[Instruction] Check every line of the entries that follow, and copy the ones containing "text".

[Exercise data]
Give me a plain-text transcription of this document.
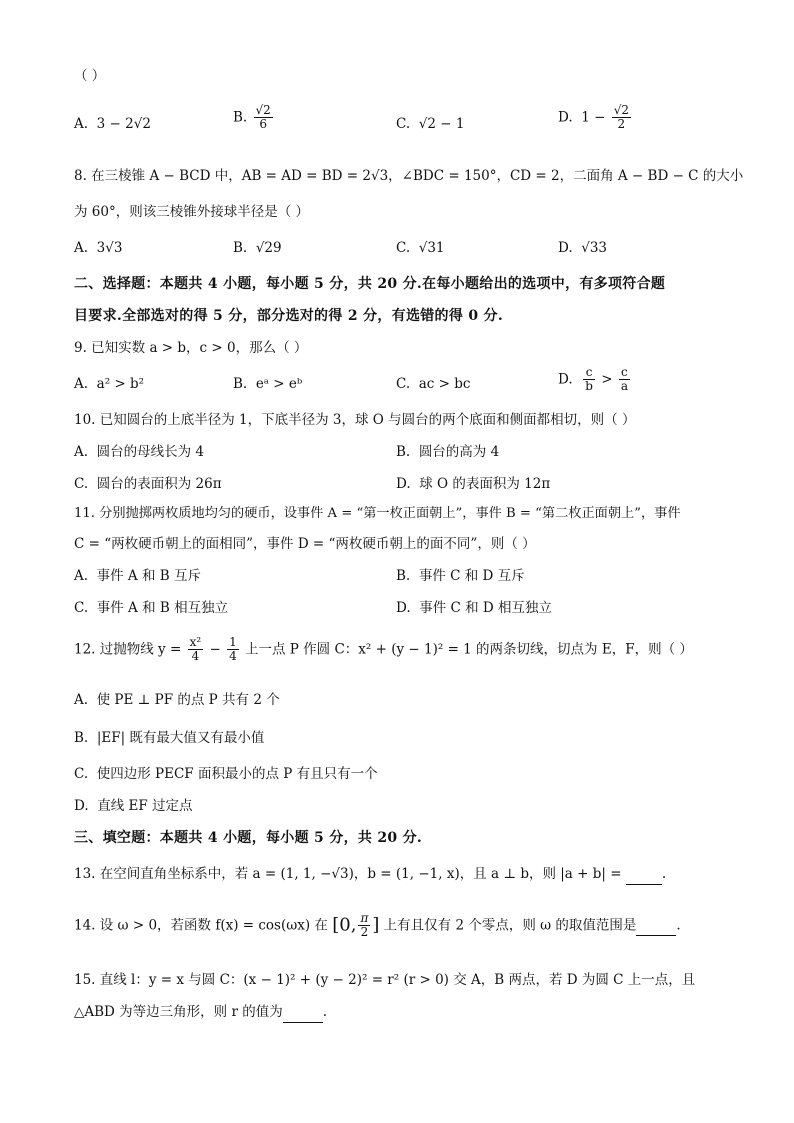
（ ）
A. 3 − 2√2	B. $\frac{√2}{6}$	C. √2 − 1	D. $1 - \frac{√2}{2}$
8. 在三棱锥 A − BCD 中，AB = AD = BD = 2√3，∠BDC = 150°，CD = 2，二面角 A − BD − C 的大小
为 60°，则该三棱锥外接球半径是（ ）
A. 3√3	B. √29	C. √31	D. √33
二、选择题：本题共 4 小题，每小题 5 分，共 20 分.在每小题给出的选项中，有多项符合题
目要求.全部选对的得 5 分，部分选对的得 2 分，有选错的得 0 分.
9. 已知实数 a > b，c > 0，那么（ ）
A. a² > b²	B. eᵃ > eᵇ	C. ac > bc	D. $\frac{c}{b} > \frac{c}{a}$
10. 已知圆台的上底半径为 1，下底半径为 3，球 O 与圆台的两个底面和侧面都相切，则（ ）
A. 圆台的母线长为 4	B. 圆台的高为 4
C. 圆台的表面积为 26π	D. 球 O 的表面积为 12π
11. 分别抛掷两枚质地均匀的硬币，设事件 A = “第一枚正面朝上”，事件 B = “第二枚正面朝上”，事件
C = “两枚硬币朝上的面相同”，事件 D = “两枚硬币朝上的面不同”，则（ ）
A. 事件 A 和 B 互斥	B. 事件 C 和 D 互斥
C. 事件 A 和 B 相互独立	D. 事件 C 和 D 相互独立
12. 过抛物线 $y = \frac{\text{x²}}{4} - \frac{1}{4}$ 上一点 P 作圆 C：x² + (y − 1)² = 1 的两条切线，切点为 E，F，则（ ）
A. 使 PE ⊥ PF 的点 P 共有 2 个
B. |EF| 既有最大值又有最小值
C. 使四边形 PECF 面积最小的点 P 有且只有一个
D. 直线 EF 过定点
三、填空题：本题共 4 小题，每小题 5 分，共 20 分.
13. 在空间直角坐标系中，若 a = (1, 1, −√3)，b = (1, −1, x)，且 a ⊥ b，则 |a + b| =	.
14. 设 ω > 0，若函数 f(x) = cos(ωx) 在 [0, $\frac{\pi}{2}$ ] 上有且仅有 2 个零点，则 ω 的取值范围是	.
15. 直线 l：y = x 与圆 C：(x − 1)² + (y − 2)² = r² (r > 0) 交 A，B 两点，若 D 为圆 C 上一点，且
△ABD 为等边三角形，则 r 的值为	.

[Task response]
Give me a plain-text transcription of this document.
12. 过抛物线 $y = \frac{\text{x²}}{4} - \frac{1}{4}$ 上一点 P 作圆 C：x² + (y − 1)² = 1 的两条切线，切点为 E，F，则（ ）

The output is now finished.